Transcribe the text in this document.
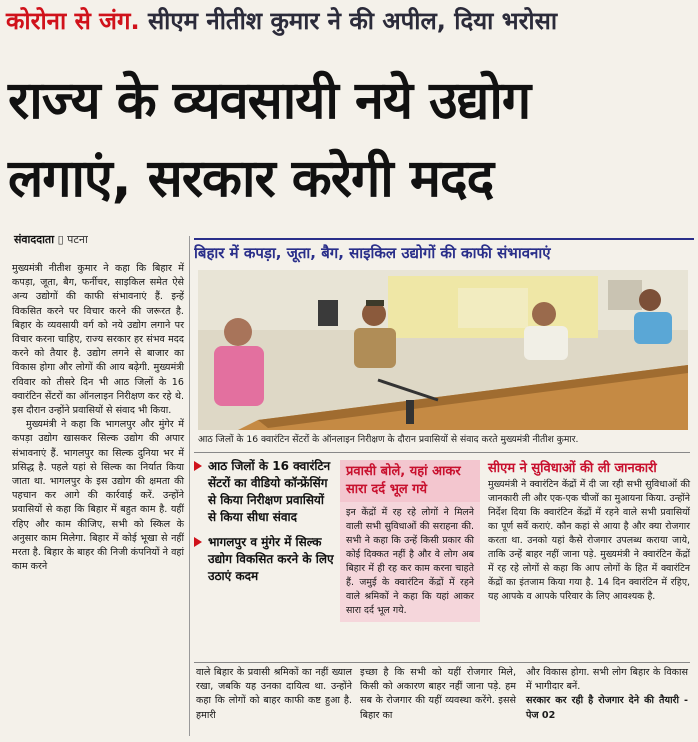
कोरोना से जंग. सीएम नीतीश कुमार ने की अपील, दिया भरोसा
राज्य के व्यवसायी नये उद्योग
लगाएं, सरकार करेगी मदद
संवाददाता ▯ पटना

मुख्यमंत्री नीतीश कुमार ने कहा कि बिहार में कपड़ा, जूता, बैग, फर्नीचर, साइकिल समेत ऐसे अन्य उद्योगों की काफी संभावनाएं हैं. इन्हें विकसित करने पर विचार करने की जरूरत है. बिहार के व्यवसायी वर्ग को नये उद्योग लगाने पर विचार करना चाहिए, राज्य सरकार हर संभव मदद करने को तैयार है. उद्योग लगने से बाजार का विकास होगा और लोगों की आय बढ़ेगी. मुख्यमंत्री रविवार को तीसरे दिन भी आठ जिलों के 16 क्वारंटिन सेंटरों का ऑनलाइन निरीक्षण कर रहे थे. इस दौरान उन्होंने प्रवासियों से संवाद भी किया.

मुख्यमंत्री ने कहा कि भागलपुर और मुंगेर में कपड़ा उद्योग खासकर सिल्क उद्योग की अपार संभावनाएं हैं. भागलपुर का सिल्क दुनिया भर में प्रसिद्ध है. पहले यहां से सिल्क का निर्यात किया जाता था. भागलपुर के इस उद्योग की क्षमता की पहचान कर आगे की कार्रवाई करें. उन्होंने प्रवासियों से कहा कि बिहार में बहुत काम है. यहीं रहिए और काम कीजिए, सभी को स्किल के अनुसार काम मिलेगा. बिहार में कोई भूखा से नहीं मरता है. बिहार के बाहर की निजी कंपनियों ने वहां काम करने

बिहार में कपड़ा, जूता, बैग, साइकिल उद्योगों की काफी संभावनाएं
आठ जिलों के 16 क्वारंटिन सेंटरों के ऑनलाइन निरीक्षण के दौरान प्रवासियों से संवाद करते मुख्यमंत्री नीतीश कुमार.
आठ जिलों के 16 क्वारंटिन सेंटरों का वीडियो कॉन्फ्रेंसिंग से किया निरीक्षण प्रवासियों से किया सीधा संवाद
भागलपुर व मुंगेर में सिल्क उद्योग विकसित करने के लिए उठाएं कदम
प्रवासी बोले, यहां आकर सारा दर्द भूल गये
इन केंद्रों में रह रहे लोगों ने मिलने वाली सभी सुविधाओं की सराहना की. सभी ने कहा कि उन्हें किसी प्रकार की कोई दिक्कत नहीं है और वे लोग अब बिहार में ही रह कर काम करना चाहते हैं. जमुई के क्वारंटिन केंद्रों में रहने वाले श्रमिकों ने कहा कि यहां आकर सारा दर्द भूल गये.
सीएम ने सुविधाओं की ली जानकारी
मुख्यमंत्री ने क्वारंटिन केंद्रों में दी जा रही सभी सुविधाओं की जानकारी ली और एक-एक चीजों का मुआयना किया. उन्होंने निर्देश दिया कि क्वारंटिन केंद्रों में रहने वाले सभी प्रवासियों का पूर्ण सर्वे कराएं. कौन कहां से आया है और क्या रोजगार करता था. उनको यहां कैसे रोजगार उपलब्ध कराया जाये, ताकि उन्हें बाहर नहीं जाना पड़े. मुख्यमंत्री ने क्वारंटिन केंद्रों में रह रहे लोगों से कहा कि आप लोगों के हित में क्वारंटिन केंद्रों का इंतजाम किया गया है. 14 दिन क्वारंटिन में रहिए, यह आपके व आपके परिवार के लिए आवश्यक है.
वाले बिहार के प्रवासी श्रमिकों का नहीं ख्याल रखा, जबकि यह उनका दायित्व था. उन्होंने कहा कि लोगों को बाहर काफी कष्ट हुआ है. हमारी
इच्छा है कि सभी को यहीं रोजगार मिले, किसी को अकारण बाहर नहीं जाना पड़े. हम सब के रोजगार की यहीं व्यवस्था करेंगे. इससे बिहार का
और विकास होगा. सभी लोग बिहार के विकास में भागीदार बनें.
सरकार कर रही है रोजगार देने की तैयारी - पेज 02
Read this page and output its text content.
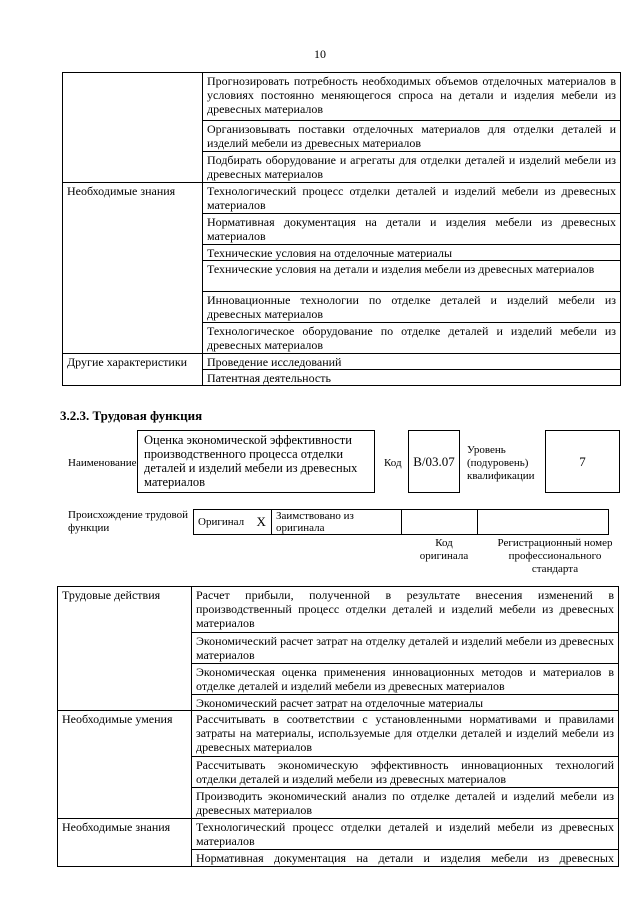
10
	Прогнозировать потребность необходимых объемов отделочных материалов в условиях постоянно меняющегося спроса на детали и изделия мебели из древесных материалов
	Организовывать поставки отделочных материалов для отделки деталей и изделий мебели из древесных материалов
	Подбирать оборудование и агрегаты для отделки деталей и изделий мебели из древесных материалов
Необходимые знания	Технологический процесс отделки деталей и изделий мебели из древесных материалов
	Нормативная документация на детали и изделия мебели из древесных материалов
	Технические условия на отделочные материалы
	Технические условия на детали и изделия мебели из древесных материалов
	Инновационные технологии по отделке деталей и изделий мебели из древесных материалов
	Технологическое оборудование по отделке деталей и изделий мебели из древесных материалов
Другие характеристики	Проведение исследований
	Патентная деятельность
3.2.3. Трудовая функция
Наименование
Оценка экономической эффективности производственного процесса отделки деталей и изделий мебели из древесных материалов
Код B/03.07
Уровень (подуровень) квалификации
7
Происхождение трудовой функции	Оригинал	X	Заимствовано из оригинала		
Код оригинала
Регистрационный номер профессионального стандарта
Трудовые действия	Расчет прибыли, полученной в результате внесения изменений в производственный процесс отделки деталей и изделий мебели из древесных материалов
	Экономический расчет затрат на отделку деталей и изделий мебели из древесных материалов
	Экономическая оценка применения инновационных методов и материалов в отделке деталей и изделий мебели из древесных материалов
	Экономический расчет затрат на отделочные материалы
Необходимые умения	Рассчитывать в соответствии с установленными нормативами и правилами затраты на материалы, используемые для отделки деталей и изделий мебели из древесных материалов
	Рассчитывать экономическую эффективность инновационных технологий отделки деталей и изделий мебели из древесных материалов
	Производить экономический анализ по отделке деталей и изделий мебели из древесных материалов
Необходимые знания	Технологический процесс отделки деталей и изделий мебели из древесных материалов
	Нормативная документация на детали и изделия мебели из древесных
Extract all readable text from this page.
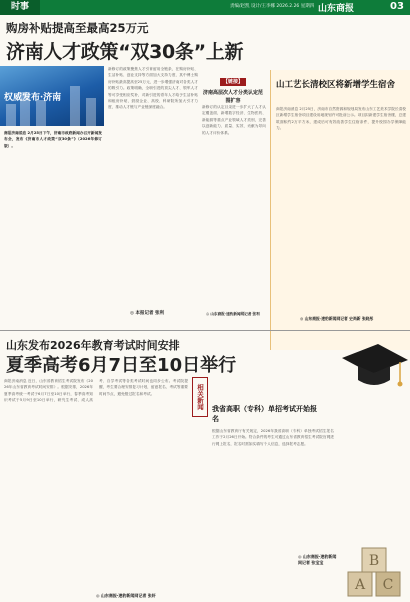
时事	责编/赵凯 设计/王李娜 2026.2.26 星期四 山东商报	03
购房补贴提高至最高25万元
济南人才政策“双30条”上新
权威发布·济南
商报济南消息 2月25日下午，济南市政府新闻办召开新闻发布会，发布《济南市人才政策“双30条”》（2026年修订版）。
新修订的政策聚焦人才引育留用全链条，在购房补贴、生活补贴、创业支持等方面加大支持力度，其中博士购房补贴最高提高至25万元，进一步增强济南对各类人才的吸引力。政策明确，全职引进的顶尖人才、领军人才等可享受相应奖补，对新引进的青年人才给予生活补贴和租房补贴，鼓励企业、高校、科研院所加大引才力度，推动人才链与产业链深度融合。
◎ 本报记者 张利
【链接】
济南高层次人才分类认定范围扩容
新修订的认定目录进一步扩大了人才认定覆盖面，新增数字经济、生物医药、新能源等重点产业领域人才类别，完善以创新能力、质量、实效、贡献为导向的人才评价体系。
◎ 山东商报·速豹新闻网记者 张利
山工艺长清校区将新增学生宿舍
商报济南消息 2月25日，济南市自然资源和规划局发布山东工艺美术学院长清校区新增学生宿舍项目建设用地规划许可批前公示。项目拟新建学生宿舍楼，总建筑面积约2万平方米，建成后可有效改善学生住宿条件，提升校园办学保障能力。
◎ 山东商报·速豹新闻网记者 史尚新 张晓彤
山东发布2026年教育考试时间安排
夏季高考6月7日至10日举行
商报济南消息 近日，山东省教育招生考试院发布《2026年山东省教育考试时间安排》。根据安排，2026年夏季高考统一考试于6月7日至10日举行，春季高考知识考试于5月9日至10日举行，研究生考试、成人高考、自学考试等各类考试时间也同步公布。考试院提醒，考生要合理安排复习计划，留意报名、考试等重要时间节点，避免错过报名和考试。
◎ 山东商报·速豹新闻网记者 张轩
相关新闻	我省高职（专科）单招考试开始报名
根据山东省教育厅有关规定，2026年我省高职（专科）单独考试招生报名工作于2月26日开始。符合条件的考生可通过山东省教育招生考试院官网进行网上报名，报名时需如实填写个人信息，选择报考志愿。
◎ 山东商报·速豹新闻网记者 张宝宝
A C
B
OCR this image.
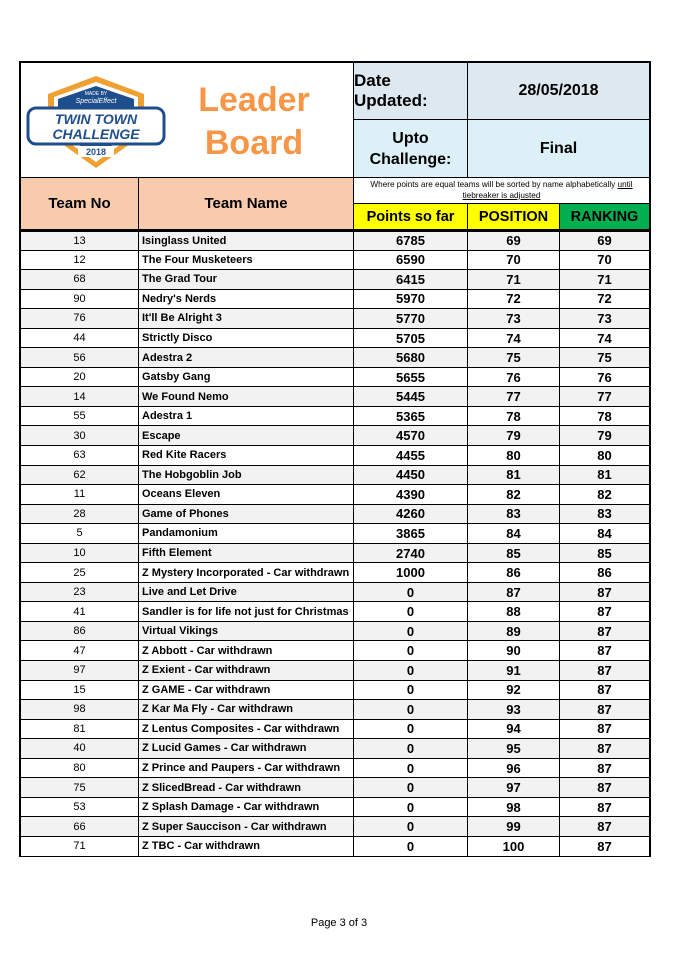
MADE BY
SpecialEffect
TWIN TOWN
CHALLENGE
2018
Leader
Board
Date Updated:
28/05/2018
Upto
Challenge:
Final
Team No	Team Name
Where points are equal teams will be sorted by name alphabetically until tiebreaker is adjusted
Points so far	POSITION	RANKING
13	Isinglass United	6785	69	69
12	The Four Musketeers	6590	70	70
68	The Grad Tour	6415	71	71
90	Nedry's Nerds	5970	72	72
76	It'll Be Alright 3	5770	73	73
44	Strictly Disco	5705	74	74
56	Adestra 2	5680	75	75
20	Gatsby Gang	5655	76	76
14	We Found Nemo	5445	77	77
55	Adestra 1	5365	78	78
30	Escape	4570	79	79
63	Red Kite Racers	4455	80	80
62	The Hobgoblin Job	4450	81	81
11	Oceans Eleven	4390	82	82
28	Game of Phones	4260	83	83
5	Pandamonium	3865	84	84
10	Fifth Element	2740	85	85
25	Z Mystery Incorporated - Car withdrawn	1000	86	86
23	Live and Let Drive	0	87	87
41	Sandler is for life not just for Christmas	0	88	87
86	Virtual Vikings	0	89	87
47	Z Abbott - Car withdrawn	0	90	87
97	Z Exient - Car withdrawn	0	91	87
15	Z GAME - Car withdrawn	0	92	87
98	Z Kar Ma Fly - Car withdrawn	0	93	87
81	Z Lentus Composites - Car withdrawn	0	94	87
40	Z Lucid Games - Car withdrawn	0	95	87
80	Z Prince and Paupers - Car withdrawn	0	96	87
75	Z SlicedBread - Car withdrawn	0	97	87
53	Z Splash Damage - Car withdrawn	0	98	87
66	Z Super Sauccison - Car withdrawn	0	99	87
71	Z TBC - Car withdrawn	0	100	87
Page 3 of 3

* * * * *

Only the number is wanted: how many lines contain the string "оригинала"?

Written solution: 2